STATED TASK: Copy out every one of the lines below without changing anything, but leave out the pictures.

Saved entries
## Begin
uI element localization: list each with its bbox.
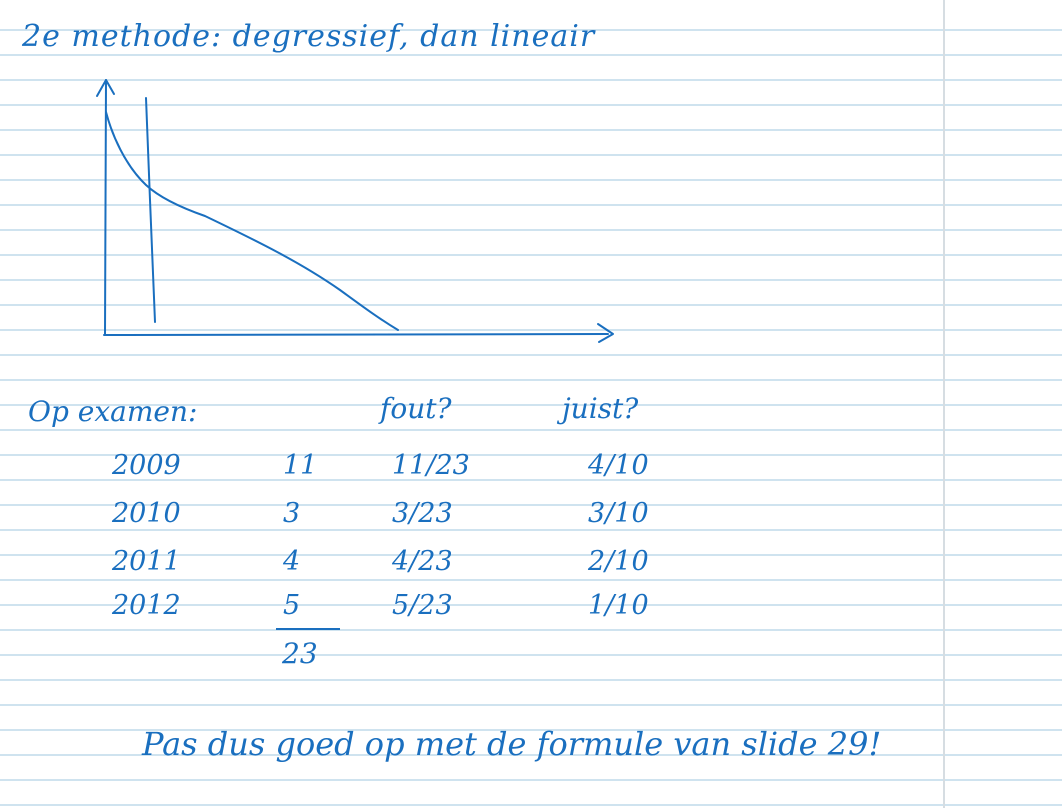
row-fout: 3/23 xyxy=(392,498,453,529)
row-year: 2011 xyxy=(112,546,181,577)
row-count: 11 xyxy=(283,450,318,481)
exam-heading: Op examen: xyxy=(28,395,198,428)
row-fout: 5/23 xyxy=(392,590,453,621)
row-year: 2009 xyxy=(112,450,181,481)
page-heading: 2e methode: degressief, dan lineair xyxy=(22,19,596,54)
row-year: 2012 xyxy=(112,590,181,621)
row-fout: 4/23 xyxy=(392,546,453,577)
row-year: 2010 xyxy=(112,498,181,529)
column-header-fout: fout? xyxy=(380,392,452,425)
margin-line xyxy=(943,0,945,808)
row-juist: 1/10 xyxy=(588,590,649,621)
row-count: 3 xyxy=(283,498,301,529)
y-axis xyxy=(96,79,115,336)
row-fout: 11/23 xyxy=(392,450,470,481)
sum-underline xyxy=(276,628,340,630)
sum-total: 23 xyxy=(282,637,318,670)
footer-note: Pas dus goed op met de formule van slide… xyxy=(142,725,882,763)
row-juist: 3/10 xyxy=(588,498,649,529)
row-juist: 2/10 xyxy=(588,546,649,577)
row-juist: 4/10 xyxy=(588,450,649,481)
x-axis xyxy=(103,323,614,343)
column-header-juist: juist? xyxy=(562,392,639,425)
depreciation-curve xyxy=(105,111,399,331)
row-count: 4 xyxy=(283,546,301,577)
row-count: 5 xyxy=(283,590,301,621)
switch-marker-line xyxy=(145,97,156,323)
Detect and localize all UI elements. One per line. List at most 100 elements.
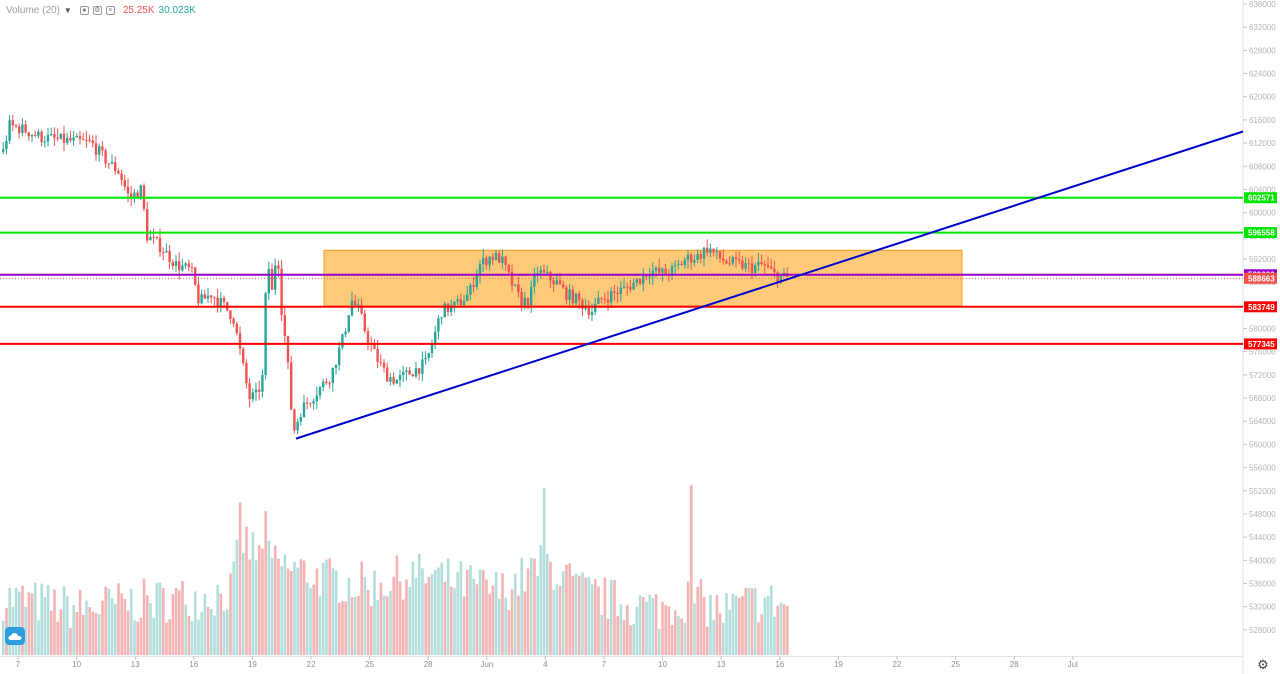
candle-body [446,303,450,313]
volume-bar [248,559,251,655]
candle-body [53,134,56,138]
candle-body [456,299,459,302]
candle-body [645,274,648,277]
volume-bar [526,568,530,655]
candle-body [251,392,254,400]
candle-body [325,381,328,383]
candle-body [395,379,398,384]
volume-bar [677,616,680,655]
volume-bar [696,586,699,655]
candle-body [658,267,661,273]
volume-bar [658,628,661,655]
volume-bar [584,577,587,655]
candle-body [267,268,270,294]
candle-body [712,248,715,253]
volume-bar [389,590,392,655]
volume-bar [322,562,325,655]
price-level-label: 577345 [1248,340,1275,349]
volume-bar [315,568,319,655]
candle-body [654,267,658,271]
volume-bar [539,545,543,655]
volume-bar [504,597,507,655]
candle-body [459,299,462,305]
candle-body [120,173,123,180]
candle-body [776,272,779,283]
candle-body [235,323,238,334]
volume-bar [626,604,629,655]
candle-body [517,284,520,293]
volume-up-value: 30.023K [158,4,196,16]
candle-body [59,133,62,139]
candle-body [763,263,766,266]
volume-bar [66,596,69,655]
volume-bar [197,619,200,655]
volume-bar [235,539,239,655]
candle-body [66,137,69,143]
volume-bar [376,600,379,655]
candle-body [475,274,478,287]
candle-body [200,294,203,304]
candle-body [389,377,392,382]
candle-body [414,368,418,377]
volume-bar [299,559,303,655]
candle-body [213,297,216,299]
volume-bar [462,596,466,655]
volume-bar [686,581,690,655]
price-axis-label: 564000 [1249,417,1276,426]
volume-bar [130,588,133,655]
candle-body [40,131,43,143]
candle-body [206,295,210,299]
candle-body [437,318,440,332]
candle-body [373,344,376,349]
eye-icon[interactable]: ● [79,5,89,15]
volume-bar [523,591,527,655]
volume-bar [8,587,11,655]
volume-bar [571,575,575,655]
chevron-down-icon[interactable]: ▼ [63,5,72,15]
volume-bar [552,589,555,655]
candle-body [357,304,360,306]
volume-bar [549,561,552,655]
candle-body [661,268,664,273]
candle-body [472,285,475,287]
volume-bar [328,558,331,655]
tradingview-cloud-icon[interactable] [5,627,25,645]
candle-body [440,317,443,319]
candle-body [24,124,27,133]
volume-bar [181,581,184,655]
candle-body [171,262,174,267]
time-axis-label: Jun [480,660,493,669]
candle-body [642,274,645,284]
volume-bar [357,595,360,655]
volume-bar [242,552,245,655]
time-axis-label: 19 [834,660,843,669]
volume-bar [30,593,34,655]
volume-bar [597,586,600,655]
volume-bar [72,605,75,655]
candle-body [578,293,581,301]
candle-body [50,134,53,136]
candle-body [341,334,344,348]
volume-bar [709,594,712,655]
volume-bar [117,583,120,655]
volume-bar [46,585,50,655]
candle-body [773,268,776,273]
settings-icon[interactable]: ⚙ [92,5,102,15]
candle-body [571,289,574,304]
volume-bar [472,578,475,655]
volume-bar [581,572,584,655]
candle-body [136,192,139,198]
candle-body [581,300,584,309]
candle-body [722,258,725,261]
volume-bar [309,587,312,655]
time-axis-label: 22 [893,660,902,669]
gear-icon[interactable]: ⚙ [1257,657,1269,672]
time-axis-label: 13 [131,660,140,669]
volume-bar [782,604,786,655]
volume-bar [466,569,469,655]
candle-body [478,263,482,275]
close-icon[interactable]: × [105,5,115,15]
volume-bar [168,619,171,655]
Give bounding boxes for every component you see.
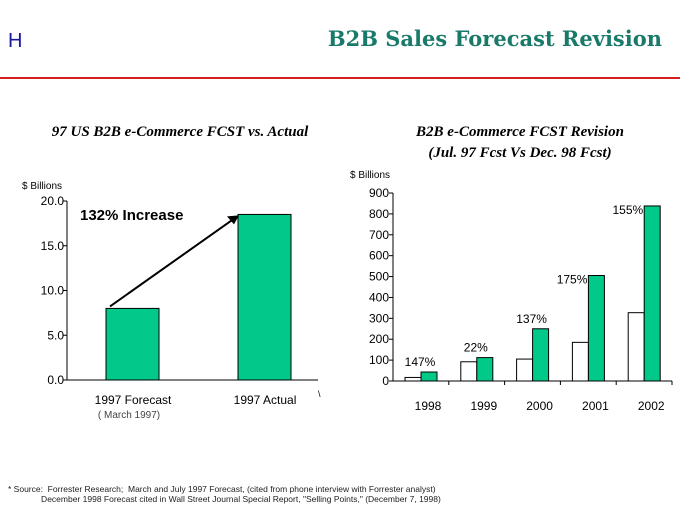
## End
WRITTEN REPLY:
uI element localization: list each with its bbox.
row-fout: 3/23 xyxy=(392,498,453,529)
row-year: 2011 xyxy=(112,546,181,577)
row-count: 11 xyxy=(283,450,318,481)
exam-heading: Op examen: xyxy=(28,395,198,428)
row-fout: 5/23 xyxy=(392,590,453,621)
row-year: 2009 xyxy=(112,450,181,481)
page-heading: 2e methode: degressief, dan lineair xyxy=(22,19,596,54)
row-year: 2012 xyxy=(112,590,181,621)
row-fout: 4/23 xyxy=(392,546,453,577)
row-year: 2010 xyxy=(112,498,181,529)
column-header-fout: fout? xyxy=(380,392,452,425)
margin-line xyxy=(943,0,945,808)
row-juist: 1/10 xyxy=(588,590,649,621)
row-count: 3 xyxy=(283,498,301,529)
y-axis xyxy=(96,79,115,336)
row-fout: 11/23 xyxy=(392,450,470,481)
sum-underline xyxy=(276,628,340,630)
sum-total: 23 xyxy=(282,637,318,670)
footer-note: Pas dus goed op met de formule van slide… xyxy=(142,725,882,763)
row-juist: 3/10 xyxy=(588,498,649,529)
row-juist: 2/10 xyxy=(588,546,649,577)
row-juist: 4/10 xyxy=(588,450,649,481)
x-axis xyxy=(103,323,614,343)
column-header-juist: juist? xyxy=(562,392,639,425)
depreciation-curve xyxy=(105,111,399,331)
row-count: 4 xyxy=(283,546,301,577)
row-count: 5 xyxy=(283,590,301,621)
switch-marker-line xyxy=(145,97,156,323)
Detect and localize all UI elements. One per line. List at most 100 elements.
candle-body [446,303,450,313]
volume-bar [248,559,251,655]
candle-body [53,134,56,138]
candle-body [456,299,459,302]
candle-body [645,274,648,277]
volume-bar [526,568,530,655]
candle-body [251,392,254,400]
candle-body [325,381,328,383]
candle-body [395,379,398,384]
volume-bar [677,616,680,655]
volume-bar [696,586,699,655]
candle-body [658,267,661,273]
volume-bar [658,628,661,655]
volume-bar [584,577,587,655]
candle-body [267,268,270,294]
candle-body [712,248,715,253]
volume-bar [389,590,392,655]
volume-bar [322,562,325,655]
price-level-label: 577345 [1248,340,1275,349]
volume-bar [315,568,319,655]
candle-body [654,267,658,271]
volume-bar [539,545,543,655]
volume-bar [504,597,507,655]
candle-body [459,299,462,305]
candle-body [120,173,123,180]
candle-body [776,272,779,283]
candle-body [235,323,238,334]
volume-bar [626,604,629,655]
candle-body [517,284,520,293]
volume-up-value: 30.023K [158,4,196,16]
candle-body [59,133,62,139]
candle-body [763,263,766,266]
volume-bar [66,596,69,655]
volume-bar [197,619,200,655]
volume-bar [235,539,239,655]
candle-body [66,137,69,143]
volume-bar [376,600,379,655]
candle-body [475,274,478,287]
candle-body [200,294,203,304]
candle-body [389,377,392,382]
candle-body [414,368,418,377]
volume-bar [299,559,303,655]
candle-body [213,297,216,299]
volume-bar [462,596,466,655]
volume-bar [686,581,690,655]
price-axis-label: 564000 [1249,417,1276,426]
volume-bar [130,588,133,655]
candle-body [40,131,43,143]
candle-body [206,295,210,299]
candle-body [437,318,440,332]
candle-body [373,344,376,349]
eye-icon[interactable]: ● [79,5,89,15]
volume-bar [523,591,527,655]
volume-bar [8,587,11,655]
volume-bar [571,575,575,655]
chevron-down-icon[interactable]: ▼ [63,5,72,15]
volume-bar [552,589,555,655]
candle-body [357,304,360,306]
volume-bar [549,561,552,655]
candle-body [661,268,664,273]
candle-body [472,285,475,287]
volume-bar [328,558,331,655]
tradingview-cloud-icon[interactable] [5,627,25,645]
candle-body [440,317,443,319]
candle-body [24,124,27,133]
volume-bar [181,581,184,655]
candle-body [171,262,174,267]
time-axis-label: Jun [480,660,493,669]
candle-body [642,274,645,284]
volume-bar [357,595,360,655]
volume-bar [242,552,245,655]
time-axis-label: 19 [834,660,843,669]
volume-bar [30,593,34,655]
volume-bar [597,586,600,655]
volume-bar [72,605,75,655]
candle-body [578,293,581,301]
candle-body [50,134,53,136]
candle-body [341,334,344,348]
volume-bar [709,594,712,655]
volume-bar [117,583,120,655]
volume-bar [46,585,50,655]
candle-body [773,268,776,273]
settings-icon[interactable]: ⚙ [92,5,102,15]
candle-body [571,289,574,304]
volume-bar [472,578,475,655]
volume-bar [581,572,584,655]
candle-body [136,192,139,198]
candle-body [581,300,584,309]
candle-body [722,258,725,261]
volume-bar [309,587,312,655]
time-axis-label: 22 [893,660,902,669]
gear-icon[interactable]: ⚙ [1257,657,1269,672]
time-axis-label: 13 [131,660,140,669]
volume-bar [782,604,786,655]
volume-bar [466,569,469,655]
candle-body [478,263,482,275]
close-icon[interactable]: × [105,5,115,15]
volume-bar [168,619,171,655]
Give bounding boxes for every component you see.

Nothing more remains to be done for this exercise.